**Given task**. Transcribe the records below exactly, leaving out any pictures.

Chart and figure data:
┄┄┄┄┄┄

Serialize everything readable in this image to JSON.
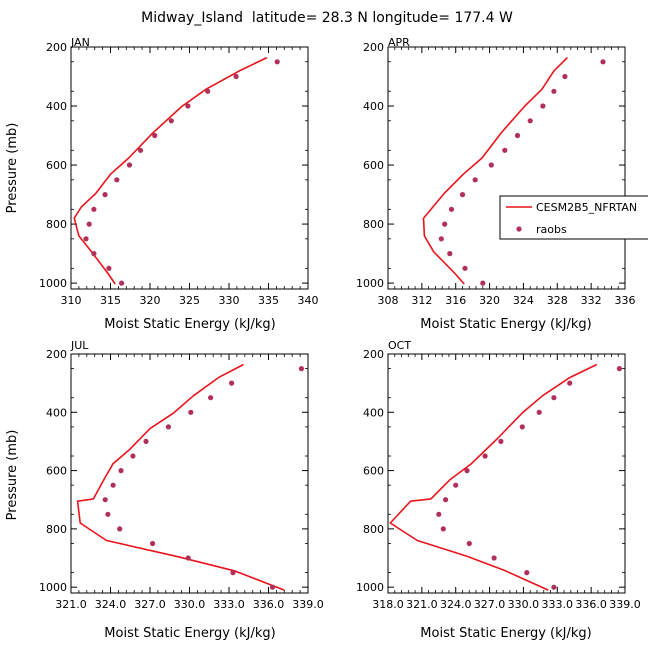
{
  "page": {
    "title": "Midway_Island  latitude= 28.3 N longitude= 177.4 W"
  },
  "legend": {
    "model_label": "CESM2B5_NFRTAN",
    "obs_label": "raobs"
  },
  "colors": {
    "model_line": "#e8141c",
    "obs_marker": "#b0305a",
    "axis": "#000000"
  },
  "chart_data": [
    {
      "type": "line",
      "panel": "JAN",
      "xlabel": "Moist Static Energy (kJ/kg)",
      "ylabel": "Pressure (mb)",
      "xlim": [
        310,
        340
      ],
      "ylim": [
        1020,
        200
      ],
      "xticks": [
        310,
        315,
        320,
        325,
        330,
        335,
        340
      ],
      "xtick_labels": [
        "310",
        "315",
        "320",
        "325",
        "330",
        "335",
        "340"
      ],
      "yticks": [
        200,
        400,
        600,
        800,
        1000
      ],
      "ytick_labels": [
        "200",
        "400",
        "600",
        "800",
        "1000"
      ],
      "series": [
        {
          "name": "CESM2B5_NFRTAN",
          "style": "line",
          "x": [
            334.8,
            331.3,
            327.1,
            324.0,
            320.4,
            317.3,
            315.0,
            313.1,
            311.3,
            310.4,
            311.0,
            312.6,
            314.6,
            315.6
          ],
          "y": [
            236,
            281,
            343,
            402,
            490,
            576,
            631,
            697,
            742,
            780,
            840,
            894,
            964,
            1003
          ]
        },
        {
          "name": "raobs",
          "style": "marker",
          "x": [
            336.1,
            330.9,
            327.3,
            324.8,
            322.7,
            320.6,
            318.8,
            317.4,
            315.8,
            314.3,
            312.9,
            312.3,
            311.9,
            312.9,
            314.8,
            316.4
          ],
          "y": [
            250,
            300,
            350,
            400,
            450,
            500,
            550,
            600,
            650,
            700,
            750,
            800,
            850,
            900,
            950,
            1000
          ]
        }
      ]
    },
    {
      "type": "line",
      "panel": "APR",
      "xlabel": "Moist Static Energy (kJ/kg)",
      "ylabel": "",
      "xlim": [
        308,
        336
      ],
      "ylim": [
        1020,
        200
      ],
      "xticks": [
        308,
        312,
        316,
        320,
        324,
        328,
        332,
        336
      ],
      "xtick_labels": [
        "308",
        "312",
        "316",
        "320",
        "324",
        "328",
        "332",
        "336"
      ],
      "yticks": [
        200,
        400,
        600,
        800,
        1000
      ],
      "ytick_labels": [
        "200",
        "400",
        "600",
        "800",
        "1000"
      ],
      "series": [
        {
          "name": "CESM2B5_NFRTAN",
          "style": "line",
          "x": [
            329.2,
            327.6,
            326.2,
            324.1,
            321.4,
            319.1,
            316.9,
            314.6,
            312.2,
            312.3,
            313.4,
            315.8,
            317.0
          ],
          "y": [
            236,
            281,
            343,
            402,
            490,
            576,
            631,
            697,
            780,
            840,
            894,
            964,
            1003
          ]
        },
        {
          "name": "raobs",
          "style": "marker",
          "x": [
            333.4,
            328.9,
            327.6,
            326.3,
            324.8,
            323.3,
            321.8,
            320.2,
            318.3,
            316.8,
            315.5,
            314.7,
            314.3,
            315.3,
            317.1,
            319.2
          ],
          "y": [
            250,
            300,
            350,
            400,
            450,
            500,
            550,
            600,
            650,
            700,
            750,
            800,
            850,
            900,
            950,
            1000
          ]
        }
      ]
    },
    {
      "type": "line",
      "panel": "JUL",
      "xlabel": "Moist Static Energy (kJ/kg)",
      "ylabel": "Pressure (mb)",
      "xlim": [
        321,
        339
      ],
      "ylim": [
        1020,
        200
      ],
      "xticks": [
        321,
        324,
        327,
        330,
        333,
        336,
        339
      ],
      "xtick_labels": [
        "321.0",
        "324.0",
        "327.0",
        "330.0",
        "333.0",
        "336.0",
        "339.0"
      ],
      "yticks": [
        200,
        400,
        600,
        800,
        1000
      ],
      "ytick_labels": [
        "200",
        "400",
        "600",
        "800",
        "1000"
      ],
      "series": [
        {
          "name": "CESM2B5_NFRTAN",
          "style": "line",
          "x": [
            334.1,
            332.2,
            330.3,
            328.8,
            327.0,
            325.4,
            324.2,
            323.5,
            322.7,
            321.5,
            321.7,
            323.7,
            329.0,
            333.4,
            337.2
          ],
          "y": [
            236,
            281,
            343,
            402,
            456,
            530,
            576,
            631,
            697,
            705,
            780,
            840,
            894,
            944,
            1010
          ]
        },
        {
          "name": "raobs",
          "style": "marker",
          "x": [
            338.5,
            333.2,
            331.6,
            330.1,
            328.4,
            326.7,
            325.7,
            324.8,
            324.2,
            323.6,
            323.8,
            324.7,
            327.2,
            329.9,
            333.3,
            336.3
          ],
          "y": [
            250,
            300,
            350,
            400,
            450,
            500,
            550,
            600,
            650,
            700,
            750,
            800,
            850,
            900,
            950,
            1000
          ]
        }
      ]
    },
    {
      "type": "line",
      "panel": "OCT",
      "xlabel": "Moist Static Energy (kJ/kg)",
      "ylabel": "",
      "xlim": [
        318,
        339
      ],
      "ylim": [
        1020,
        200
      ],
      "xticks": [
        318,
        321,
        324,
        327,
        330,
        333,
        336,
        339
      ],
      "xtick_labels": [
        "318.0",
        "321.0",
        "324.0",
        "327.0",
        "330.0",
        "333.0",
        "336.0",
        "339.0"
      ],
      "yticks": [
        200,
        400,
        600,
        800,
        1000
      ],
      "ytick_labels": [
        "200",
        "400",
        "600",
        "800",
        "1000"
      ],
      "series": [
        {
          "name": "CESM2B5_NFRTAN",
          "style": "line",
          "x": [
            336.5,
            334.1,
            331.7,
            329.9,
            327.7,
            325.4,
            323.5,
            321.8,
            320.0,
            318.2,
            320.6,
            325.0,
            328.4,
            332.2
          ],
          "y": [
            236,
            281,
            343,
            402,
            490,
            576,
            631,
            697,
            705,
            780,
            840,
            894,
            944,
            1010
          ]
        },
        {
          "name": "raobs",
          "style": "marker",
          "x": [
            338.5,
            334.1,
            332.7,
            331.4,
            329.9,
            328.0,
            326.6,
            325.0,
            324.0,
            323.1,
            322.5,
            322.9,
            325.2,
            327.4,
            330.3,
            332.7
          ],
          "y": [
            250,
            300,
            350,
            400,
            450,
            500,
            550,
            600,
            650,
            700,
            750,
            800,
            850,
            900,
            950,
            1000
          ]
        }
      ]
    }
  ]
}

┄┄┄┄┄┄

**The completed task**.
Serialize everything readable in this image to JSON.
{
  "page": {
    "title": "Midway_Island  latitude= 28.3 N longitude= 177.4 W"
  },
  "legend": {
    "model_label": "CESM2B5_NFRTAN",
    "obs_label": "raobs"
  },
  "colors": {
    "model_line": "#e8141c",
    "obs_marker": "#b0305a",
    "axis": "#000000"
  },
  "chart_data": [
    {
      "type": "line",
      "panel": "JAN",
      "xlabel": "Moist Static Energy (kJ/kg)",
      "ylabel": "Pressure (mb)",
      "xlim": [
        310,
        340
      ],
      "ylim": [
        1020,
        200
      ],
      "xticks": [
        310,
        315,
        320,
        325,
        330,
        335,
        340
      ],
      "xtick_labels": [
        "310",
        "315",
        "320",
        "325",
        "330",
        "335",
        "340"
      ],
      "yticks": [
        200,
        400,
        600,
        800,
        1000
      ],
      "ytick_labels": [
        "200",
        "400",
        "600",
        "800",
        "1000"
      ],
      "series": [
        {
          "name": "CESM2B5_NFRTAN",
          "style": "line",
          "x": [
            334.8,
            331.3,
            327.1,
            324.0,
            320.4,
            317.3,
            315.0,
            313.1,
            311.3,
            310.4,
            311.0,
            312.6,
            314.6,
            315.6
          ],
          "y": [
            236,
            281,
            343,
            402,
            490,
            576,
            631,
            697,
            742,
            780,
            840,
            894,
            964,
            1003
          ]
        },
        {
          "name": "raobs",
          "style": "marker",
          "x": [
            336.1,
            330.9,
            327.3,
            324.8,
            322.7,
            320.6,
            318.8,
            317.4,
            315.8,
            314.3,
            312.9,
            312.3,
            311.9,
            312.9,
            314.8,
            316.4
          ],
          "y": [
            250,
            300,
            350,
            400,
            450,
            500,
            550,
            600,
            650,
            700,
            750,
            800,
            850,
            900,
            950,
            1000
          ]
        }
      ]
    },
    {
      "type": "line",
      "panel": "APR",
      "xlabel": "Moist Static Energy (kJ/kg)",
      "ylabel": "",
      "xlim": [
        308,
        336
      ],
      "ylim": [
        1020,
        200
      ],
      "xticks": [
        308,
        312,
        316,
        320,
        324,
        328,
        332,
        336
      ],
      "xtick_labels": [
        "308",
        "312",
        "316",
        "320",
        "324",
        "328",
        "332",
        "336"
      ],
      "yticks": [
        200,
        400,
        600,
        800,
        1000
      ],
      "ytick_labels": [
        "200",
        "400",
        "600",
        "800",
        "1000"
      ],
      "series": [
        {
          "name": "CESM2B5_NFRTAN",
          "style": "line",
          "x": [
            329.2,
            327.6,
            326.2,
            324.1,
            321.4,
            319.1,
            316.9,
            314.6,
            312.2,
            312.3,
            313.4,
            315.8,
            317.0
          ],
          "y": [
            236,
            281,
            343,
            402,
            490,
            576,
            631,
            697,
            780,
            840,
            894,
            964,
            1003
          ]
        },
        {
          "name": "raobs",
          "style": "marker",
          "x": [
            333.4,
            328.9,
            327.6,
            326.3,
            324.8,
            323.3,
            321.8,
            320.2,
            318.3,
            316.8,
            315.5,
            314.7,
            314.3,
            315.3,
            317.1,
            319.2
          ],
          "y": [
            250,
            300,
            350,
            400,
            450,
            500,
            550,
            600,
            650,
            700,
            750,
            800,
            850,
            900,
            950,
            1000
          ]
        }
      ]
    },
    {
      "type": "line",
      "panel": "JUL",
      "xlabel": "Moist Static Energy (kJ/kg)",
      "ylabel": "Pressure (mb)",
      "xlim": [
        321,
        339
      ],
      "ylim": [
        1020,
        200
      ],
      "xticks": [
        321,
        324,
        327,
        330,
        333,
        336,
        339
      ],
      "xtick_labels": [
        "321.0",
        "324.0",
        "327.0",
        "330.0",
        "333.0",
        "336.0",
        "339.0"
      ],
      "yticks": [
        200,
        400,
        600,
        800,
        1000
      ],
      "ytick_labels": [
        "200",
        "400",
        "600",
        "800",
        "1000"
      ],
      "series": [
        {
          "name": "CESM2B5_NFRTAN",
          "style": "line",
          "x": [
            334.1,
            332.2,
            330.3,
            328.8,
            327.0,
            325.4,
            324.2,
            323.5,
            322.7,
            321.5,
            321.7,
            323.7,
            329.0,
            333.4,
            337.2
          ],
          "y": [
            236,
            281,
            343,
            402,
            456,
            530,
            576,
            631,
            697,
            705,
            780,
            840,
            894,
            944,
            1010
          ]
        },
        {
          "name": "raobs",
          "style": "marker",
          "x": [
            338.5,
            333.2,
            331.6,
            330.1,
            328.4,
            326.7,
            325.7,
            324.8,
            324.2,
            323.6,
            323.8,
            324.7,
            327.2,
            329.9,
            333.3,
            336.3
          ],
          "y": [
            250,
            300,
            350,
            400,
            450,
            500,
            550,
            600,
            650,
            700,
            750,
            800,
            850,
            900,
            950,
            1000
          ]
        }
      ]
    },
    {
      "type": "line",
      "panel": "OCT",
      "xlabel": "Moist Static Energy (kJ/kg)",
      "ylabel": "",
      "xlim": [
        318,
        339
      ],
      "ylim": [
        1020,
        200
      ],
      "xticks": [
        318,
        321,
        324,
        327,
        330,
        333,
        336,
        339
      ],
      "xtick_labels": [
        "318.0",
        "321.0",
        "324.0",
        "327.0",
        "330.0",
        "333.0",
        "336.0",
        "339.0"
      ],
      "yticks": [
        200,
        400,
        600,
        800,
        1000
      ],
      "ytick_labels": [
        "200",
        "400",
        "600",
        "800",
        "1000"
      ],
      "series": [
        {
          "name": "CESM2B5_NFRTAN",
          "style": "line",
          "x": [
            336.5,
            334.1,
            331.7,
            329.9,
            327.7,
            325.4,
            323.5,
            321.8,
            320.0,
            318.2,
            320.6,
            325.0,
            328.4,
            332.2
          ],
          "y": [
            236,
            281,
            343,
            402,
            490,
            576,
            631,
            697,
            705,
            780,
            840,
            894,
            944,
            1010
          ]
        },
        {
          "name": "raobs",
          "style": "marker",
          "x": [
            338.5,
            334.1,
            332.7,
            331.4,
            329.9,
            328.0,
            326.6,
            325.0,
            324.0,
            323.1,
            322.5,
            322.9,
            325.2,
            327.4,
            330.3,
            332.7
          ],
          "y": [
            250,
            300,
            350,
            400,
            450,
            500,
            550,
            600,
            650,
            700,
            750,
            800,
            850,
            900,
            950,
            1000
          ]
        }
      ]
    }
  ]
}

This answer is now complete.